| REQUIREMENTS |
Gather up every line that includes the string "record".

— BEGIN EXTRACTED INFORMATION —

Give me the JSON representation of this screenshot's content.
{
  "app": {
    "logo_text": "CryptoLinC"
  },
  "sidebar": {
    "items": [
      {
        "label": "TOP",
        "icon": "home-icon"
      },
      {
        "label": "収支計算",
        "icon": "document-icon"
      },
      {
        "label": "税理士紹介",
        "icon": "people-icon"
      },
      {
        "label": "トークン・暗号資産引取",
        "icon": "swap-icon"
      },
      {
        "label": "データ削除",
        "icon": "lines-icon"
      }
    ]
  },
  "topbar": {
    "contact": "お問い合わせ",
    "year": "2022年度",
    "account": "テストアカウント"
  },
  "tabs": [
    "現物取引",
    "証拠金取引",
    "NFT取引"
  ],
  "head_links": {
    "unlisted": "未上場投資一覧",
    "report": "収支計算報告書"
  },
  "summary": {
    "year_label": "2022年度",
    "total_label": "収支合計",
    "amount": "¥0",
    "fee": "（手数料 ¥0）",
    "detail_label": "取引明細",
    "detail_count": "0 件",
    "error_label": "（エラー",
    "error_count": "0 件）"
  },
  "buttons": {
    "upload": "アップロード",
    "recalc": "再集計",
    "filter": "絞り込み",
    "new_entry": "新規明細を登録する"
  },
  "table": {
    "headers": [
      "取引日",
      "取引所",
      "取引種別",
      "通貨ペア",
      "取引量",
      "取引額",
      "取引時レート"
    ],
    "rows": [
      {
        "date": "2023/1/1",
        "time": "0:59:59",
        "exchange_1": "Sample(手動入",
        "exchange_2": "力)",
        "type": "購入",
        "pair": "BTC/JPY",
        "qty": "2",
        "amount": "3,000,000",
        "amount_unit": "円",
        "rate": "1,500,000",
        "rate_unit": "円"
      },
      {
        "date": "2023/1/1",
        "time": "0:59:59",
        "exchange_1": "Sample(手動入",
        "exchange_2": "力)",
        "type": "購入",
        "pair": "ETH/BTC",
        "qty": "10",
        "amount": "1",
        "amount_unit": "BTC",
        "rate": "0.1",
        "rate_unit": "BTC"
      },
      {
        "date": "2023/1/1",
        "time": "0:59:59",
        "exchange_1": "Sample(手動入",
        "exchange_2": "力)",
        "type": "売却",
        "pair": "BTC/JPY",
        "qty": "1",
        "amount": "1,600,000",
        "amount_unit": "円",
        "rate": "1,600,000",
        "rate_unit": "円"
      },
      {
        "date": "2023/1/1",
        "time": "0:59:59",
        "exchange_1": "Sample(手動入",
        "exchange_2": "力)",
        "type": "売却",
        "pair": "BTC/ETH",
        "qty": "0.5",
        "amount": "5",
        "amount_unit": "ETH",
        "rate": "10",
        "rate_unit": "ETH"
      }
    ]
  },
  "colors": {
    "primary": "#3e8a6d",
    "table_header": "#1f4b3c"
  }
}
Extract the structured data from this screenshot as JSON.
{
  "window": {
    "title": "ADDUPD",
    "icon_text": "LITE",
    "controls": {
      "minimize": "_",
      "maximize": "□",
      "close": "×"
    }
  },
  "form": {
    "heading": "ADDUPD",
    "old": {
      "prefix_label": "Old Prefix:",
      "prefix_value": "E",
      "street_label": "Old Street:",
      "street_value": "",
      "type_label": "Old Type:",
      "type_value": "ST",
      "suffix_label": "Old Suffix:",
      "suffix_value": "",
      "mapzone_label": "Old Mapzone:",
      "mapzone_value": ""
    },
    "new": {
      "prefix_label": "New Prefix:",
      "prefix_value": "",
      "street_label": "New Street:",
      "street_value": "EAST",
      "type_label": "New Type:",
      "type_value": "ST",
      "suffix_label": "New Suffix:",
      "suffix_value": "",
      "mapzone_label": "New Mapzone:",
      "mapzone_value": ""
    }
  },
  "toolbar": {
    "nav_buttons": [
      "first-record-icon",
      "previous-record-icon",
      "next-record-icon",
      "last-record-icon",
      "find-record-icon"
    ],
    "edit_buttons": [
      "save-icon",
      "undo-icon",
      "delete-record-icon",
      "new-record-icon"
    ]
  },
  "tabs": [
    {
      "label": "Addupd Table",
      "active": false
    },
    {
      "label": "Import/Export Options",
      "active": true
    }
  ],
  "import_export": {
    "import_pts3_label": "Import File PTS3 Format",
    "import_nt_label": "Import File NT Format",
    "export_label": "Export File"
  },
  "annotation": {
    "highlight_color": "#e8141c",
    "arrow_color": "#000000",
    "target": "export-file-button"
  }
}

— END EXTRACTED INFORMATION —

| TASK OUTPUT |
      "first-record-icon",
      "previous-record-icon",
      "next-record-icon",
      "last-record-icon",
      "find-record-icon"
      "delete-record-icon",
      "new-record-icon"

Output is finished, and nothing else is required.